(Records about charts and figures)
==*==

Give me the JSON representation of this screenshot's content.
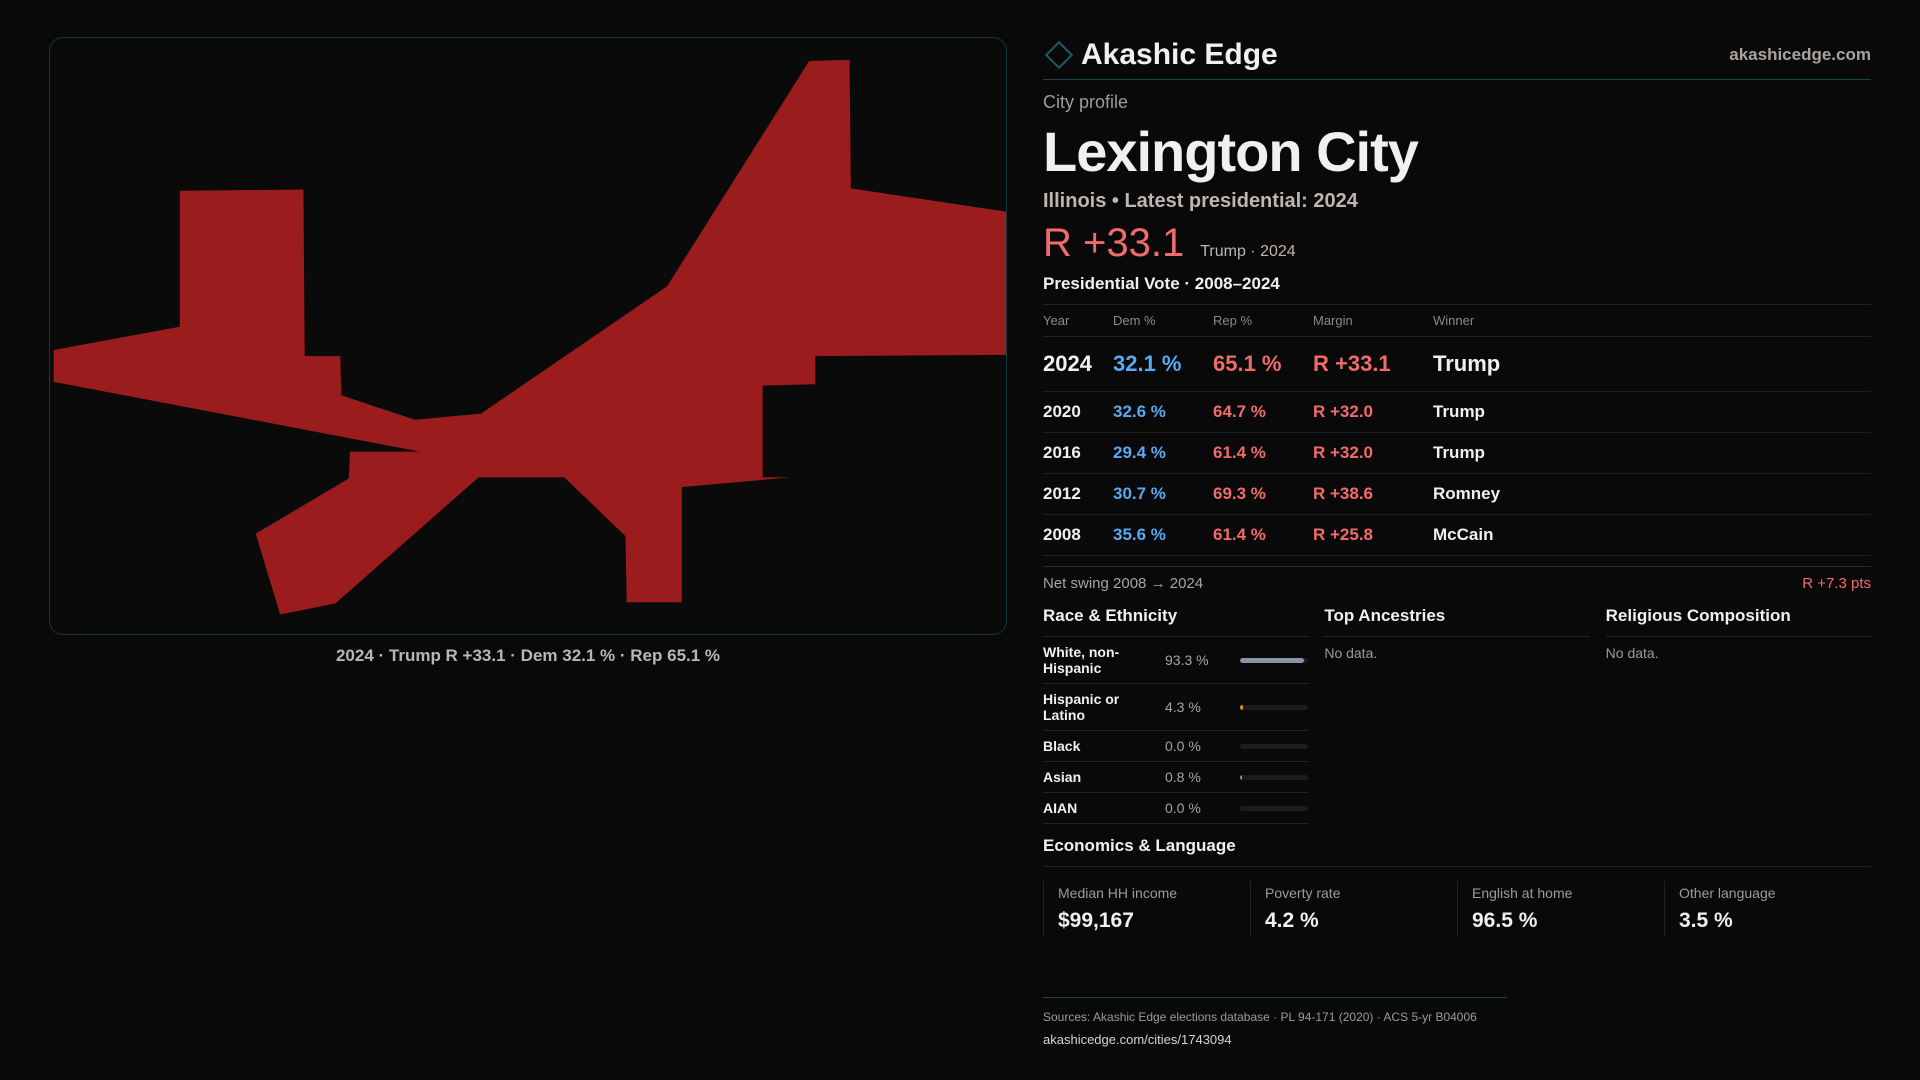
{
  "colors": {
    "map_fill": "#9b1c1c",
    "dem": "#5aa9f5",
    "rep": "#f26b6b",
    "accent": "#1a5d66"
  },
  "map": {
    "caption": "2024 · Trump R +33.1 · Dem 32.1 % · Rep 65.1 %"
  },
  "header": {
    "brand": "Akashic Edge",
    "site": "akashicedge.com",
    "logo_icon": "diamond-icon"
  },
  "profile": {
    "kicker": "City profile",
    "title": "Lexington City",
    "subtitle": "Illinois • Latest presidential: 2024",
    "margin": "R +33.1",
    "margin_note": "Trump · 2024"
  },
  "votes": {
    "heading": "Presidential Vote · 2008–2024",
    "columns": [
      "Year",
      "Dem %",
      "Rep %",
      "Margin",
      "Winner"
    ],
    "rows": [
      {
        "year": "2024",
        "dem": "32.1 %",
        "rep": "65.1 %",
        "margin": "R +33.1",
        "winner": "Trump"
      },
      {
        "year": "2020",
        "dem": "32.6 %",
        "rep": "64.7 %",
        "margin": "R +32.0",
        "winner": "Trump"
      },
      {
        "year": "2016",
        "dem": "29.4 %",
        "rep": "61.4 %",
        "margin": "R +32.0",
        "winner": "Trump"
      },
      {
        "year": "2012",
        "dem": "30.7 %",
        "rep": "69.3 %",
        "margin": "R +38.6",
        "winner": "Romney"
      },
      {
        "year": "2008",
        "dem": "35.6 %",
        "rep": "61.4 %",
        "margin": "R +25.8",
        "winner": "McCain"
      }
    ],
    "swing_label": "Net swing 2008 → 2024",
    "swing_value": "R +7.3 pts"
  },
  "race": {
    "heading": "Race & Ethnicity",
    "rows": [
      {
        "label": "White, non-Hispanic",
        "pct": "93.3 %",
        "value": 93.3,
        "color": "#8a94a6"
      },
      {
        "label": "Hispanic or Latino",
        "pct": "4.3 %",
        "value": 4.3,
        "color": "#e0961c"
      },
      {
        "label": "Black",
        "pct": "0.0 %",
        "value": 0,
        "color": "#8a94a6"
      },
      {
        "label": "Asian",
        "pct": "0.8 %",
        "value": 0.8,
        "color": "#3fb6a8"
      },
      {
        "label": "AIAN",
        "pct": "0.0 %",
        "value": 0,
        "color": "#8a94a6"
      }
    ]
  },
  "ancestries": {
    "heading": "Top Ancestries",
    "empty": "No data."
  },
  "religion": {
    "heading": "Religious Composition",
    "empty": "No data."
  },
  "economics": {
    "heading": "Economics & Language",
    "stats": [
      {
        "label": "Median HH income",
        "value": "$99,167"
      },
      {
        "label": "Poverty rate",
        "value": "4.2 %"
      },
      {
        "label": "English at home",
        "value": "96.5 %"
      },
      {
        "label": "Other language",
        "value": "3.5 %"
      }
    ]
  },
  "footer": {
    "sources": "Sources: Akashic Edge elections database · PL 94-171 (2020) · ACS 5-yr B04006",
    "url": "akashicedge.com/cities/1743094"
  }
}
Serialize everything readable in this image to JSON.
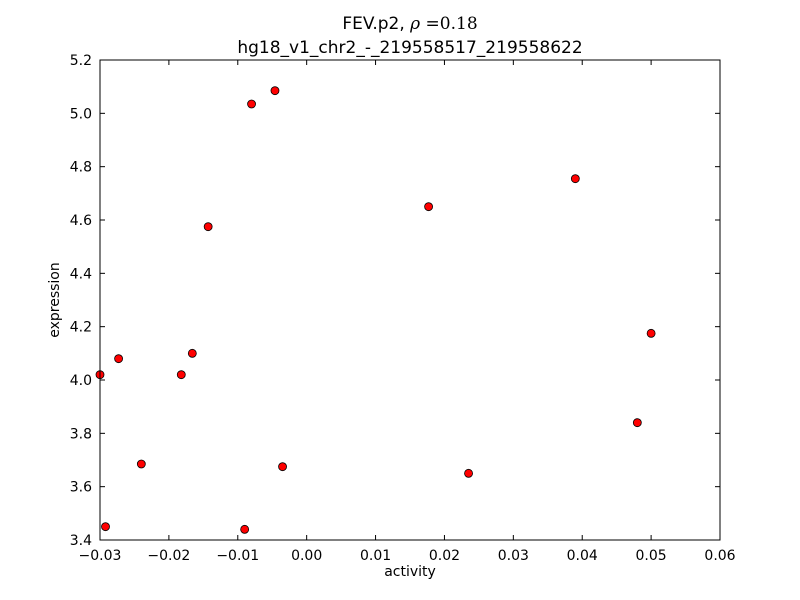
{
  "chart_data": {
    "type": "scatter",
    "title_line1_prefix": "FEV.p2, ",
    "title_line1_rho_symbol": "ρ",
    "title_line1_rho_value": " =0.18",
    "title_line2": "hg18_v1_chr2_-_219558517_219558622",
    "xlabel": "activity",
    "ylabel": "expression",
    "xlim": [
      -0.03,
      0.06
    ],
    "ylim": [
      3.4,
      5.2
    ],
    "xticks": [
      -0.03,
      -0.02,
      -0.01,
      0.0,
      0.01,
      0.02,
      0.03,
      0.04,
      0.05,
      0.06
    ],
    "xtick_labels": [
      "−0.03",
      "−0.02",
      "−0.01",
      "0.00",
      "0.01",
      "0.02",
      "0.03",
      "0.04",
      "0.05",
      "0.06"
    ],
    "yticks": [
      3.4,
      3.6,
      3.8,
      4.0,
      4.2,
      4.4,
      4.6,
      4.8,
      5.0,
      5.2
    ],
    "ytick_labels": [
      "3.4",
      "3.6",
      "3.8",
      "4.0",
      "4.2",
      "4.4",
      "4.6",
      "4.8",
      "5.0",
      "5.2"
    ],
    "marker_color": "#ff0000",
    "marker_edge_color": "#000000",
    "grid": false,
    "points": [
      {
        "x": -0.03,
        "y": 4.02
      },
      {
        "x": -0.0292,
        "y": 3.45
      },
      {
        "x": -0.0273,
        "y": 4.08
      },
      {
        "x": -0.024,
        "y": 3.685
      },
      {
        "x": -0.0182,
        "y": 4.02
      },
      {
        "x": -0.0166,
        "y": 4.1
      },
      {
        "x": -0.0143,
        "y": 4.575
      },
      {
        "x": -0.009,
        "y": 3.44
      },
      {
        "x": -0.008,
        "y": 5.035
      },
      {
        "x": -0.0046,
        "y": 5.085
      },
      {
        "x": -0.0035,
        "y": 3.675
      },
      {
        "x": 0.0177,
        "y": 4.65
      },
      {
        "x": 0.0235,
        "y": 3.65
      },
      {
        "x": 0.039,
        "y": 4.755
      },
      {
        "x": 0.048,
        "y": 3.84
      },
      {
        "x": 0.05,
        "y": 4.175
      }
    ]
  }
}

==*==

Exercise details: Extract from the data every line where "akashicedge" shows up.

Correct result:
    "site": "akashicedge.com",
    "url": "akashicedge.com/cities/1743094"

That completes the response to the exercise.